- **Exercise requirements**
Copy every one of the following entries line for line, keeping each character, space and bracket unchanged.

----- Source records

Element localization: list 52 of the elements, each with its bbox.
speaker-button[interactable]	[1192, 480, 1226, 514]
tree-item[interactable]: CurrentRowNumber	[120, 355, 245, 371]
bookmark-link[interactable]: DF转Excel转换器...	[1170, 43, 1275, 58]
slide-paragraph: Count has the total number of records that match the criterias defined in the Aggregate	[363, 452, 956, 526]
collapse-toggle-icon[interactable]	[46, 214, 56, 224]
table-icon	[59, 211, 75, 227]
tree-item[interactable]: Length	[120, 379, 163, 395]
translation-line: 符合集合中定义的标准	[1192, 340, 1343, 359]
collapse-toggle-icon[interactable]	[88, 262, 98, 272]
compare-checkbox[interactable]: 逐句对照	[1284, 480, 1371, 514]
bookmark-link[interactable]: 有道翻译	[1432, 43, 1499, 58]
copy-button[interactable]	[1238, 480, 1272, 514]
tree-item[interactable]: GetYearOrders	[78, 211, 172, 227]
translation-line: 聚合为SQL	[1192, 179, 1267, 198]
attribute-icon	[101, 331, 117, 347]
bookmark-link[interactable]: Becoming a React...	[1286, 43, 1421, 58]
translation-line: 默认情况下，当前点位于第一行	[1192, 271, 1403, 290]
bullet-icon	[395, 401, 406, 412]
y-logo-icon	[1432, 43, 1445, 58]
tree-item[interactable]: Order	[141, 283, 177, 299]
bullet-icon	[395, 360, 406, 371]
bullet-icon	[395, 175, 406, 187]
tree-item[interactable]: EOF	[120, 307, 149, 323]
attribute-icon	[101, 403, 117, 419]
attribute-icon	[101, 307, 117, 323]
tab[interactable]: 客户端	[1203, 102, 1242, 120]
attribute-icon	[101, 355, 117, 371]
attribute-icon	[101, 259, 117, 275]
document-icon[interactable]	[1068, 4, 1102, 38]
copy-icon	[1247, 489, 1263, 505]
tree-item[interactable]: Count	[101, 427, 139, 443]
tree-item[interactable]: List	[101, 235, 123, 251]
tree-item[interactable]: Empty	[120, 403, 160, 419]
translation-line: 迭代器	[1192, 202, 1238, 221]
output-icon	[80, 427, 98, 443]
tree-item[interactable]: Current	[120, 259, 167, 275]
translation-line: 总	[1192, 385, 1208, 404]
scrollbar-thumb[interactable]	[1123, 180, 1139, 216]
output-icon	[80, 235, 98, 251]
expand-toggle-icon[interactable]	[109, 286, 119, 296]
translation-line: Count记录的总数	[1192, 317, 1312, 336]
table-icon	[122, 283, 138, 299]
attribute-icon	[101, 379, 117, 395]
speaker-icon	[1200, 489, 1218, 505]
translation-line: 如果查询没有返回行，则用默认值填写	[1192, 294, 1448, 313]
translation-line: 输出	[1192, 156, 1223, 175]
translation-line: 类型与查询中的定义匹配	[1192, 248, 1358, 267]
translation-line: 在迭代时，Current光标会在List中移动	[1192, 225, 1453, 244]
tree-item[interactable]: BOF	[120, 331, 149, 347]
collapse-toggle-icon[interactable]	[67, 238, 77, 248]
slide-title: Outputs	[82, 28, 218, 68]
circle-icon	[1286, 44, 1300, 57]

----------

- **The completed task**
Element localization: list 52 of the elements, each with its bbox.
speaker-button[interactable]	[1192, 480, 1226, 514]
tree-item[interactable]: CurrentRowNumber	[120, 355, 245, 371]
bookmark-link[interactable]: DF转Excel转换器...	[1170, 43, 1275, 58]
slide-paragraph: Count has the total number of records that match the criterias defined in the Aggregate	[363, 452, 956, 526]
collapse-toggle-icon[interactable]	[46, 214, 56, 224]
table-icon	[59, 211, 75, 227]
tree-item[interactable]: Length	[120, 379, 163, 395]
translation-line: 符合集合中定义的标准	[1192, 340, 1343, 359]
collapse-toggle-icon[interactable]	[88, 262, 98, 272]
compare-checkbox[interactable]: 逐句对照	[1284, 480, 1371, 514]
bookmark-link[interactable]: 有道翻译	[1432, 43, 1499, 58]
copy-button[interactable]	[1238, 480, 1272, 514]
tree-item[interactable]: GetYearOrders	[78, 211, 172, 227]
translation-line: 聚合为SQL	[1192, 179, 1267, 198]
attribute-icon	[101, 331, 117, 347]
bookmark-link[interactable]: Becoming a React...	[1286, 43, 1421, 58]
translation-line: 默认情况下，当前点位于第一行	[1192, 271, 1403, 290]
bullet-icon	[395, 401, 406, 412]
y-logo-icon	[1432, 43, 1445, 58]
tree-item[interactable]: Order	[141, 283, 177, 299]
bullet-icon	[395, 360, 406, 371]
bullet-icon	[395, 175, 406, 187]
tree-item[interactable]: EOF	[120, 307, 149, 323]
attribute-icon	[101, 403, 117, 419]
attribute-icon	[101, 307, 117, 323]
tab[interactable]: 客户端	[1203, 102, 1242, 120]
attribute-icon	[101, 355, 117, 371]
attribute-icon	[101, 259, 117, 275]
document-icon[interactable]	[1068, 4, 1102, 38]
copy-icon	[1247, 489, 1263, 505]
tree-item[interactable]: Count	[101, 427, 139, 443]
tree-item[interactable]: List	[101, 235, 123, 251]
tree-item[interactable]: Empty	[120, 403, 160, 419]
translation-line: 迭代器	[1192, 202, 1238, 221]
output-icon	[80, 427, 98, 443]
tree-item[interactable]: Current	[120, 259, 167, 275]
translation-line: 总	[1192, 385, 1208, 404]
scrollbar-thumb[interactable]	[1123, 180, 1139, 216]
output-icon	[80, 235, 98, 251]
expand-toggle-icon[interactable]	[109, 286, 119, 296]
translation-line: Count记录的总数	[1192, 317, 1312, 336]
table-icon	[122, 283, 138, 299]
attribute-icon	[101, 379, 117, 395]
speaker-icon	[1200, 489, 1218, 505]
translation-line: 如果查询没有返回行，则用默认值填写	[1192, 294, 1448, 313]
translation-line: 输出	[1192, 156, 1223, 175]
translation-line: 类型与查询中的定义匹配	[1192, 248, 1358, 267]
translation-line: 在迭代时，Current光标会在List中移动	[1192, 225, 1453, 244]
tree-item[interactable]: BOF	[120, 331, 149, 347]
collapse-toggle-icon[interactable]	[67, 238, 77, 248]
slide-title: Outputs	[82, 28, 218, 68]
circle-icon	[1286, 44, 1300, 57]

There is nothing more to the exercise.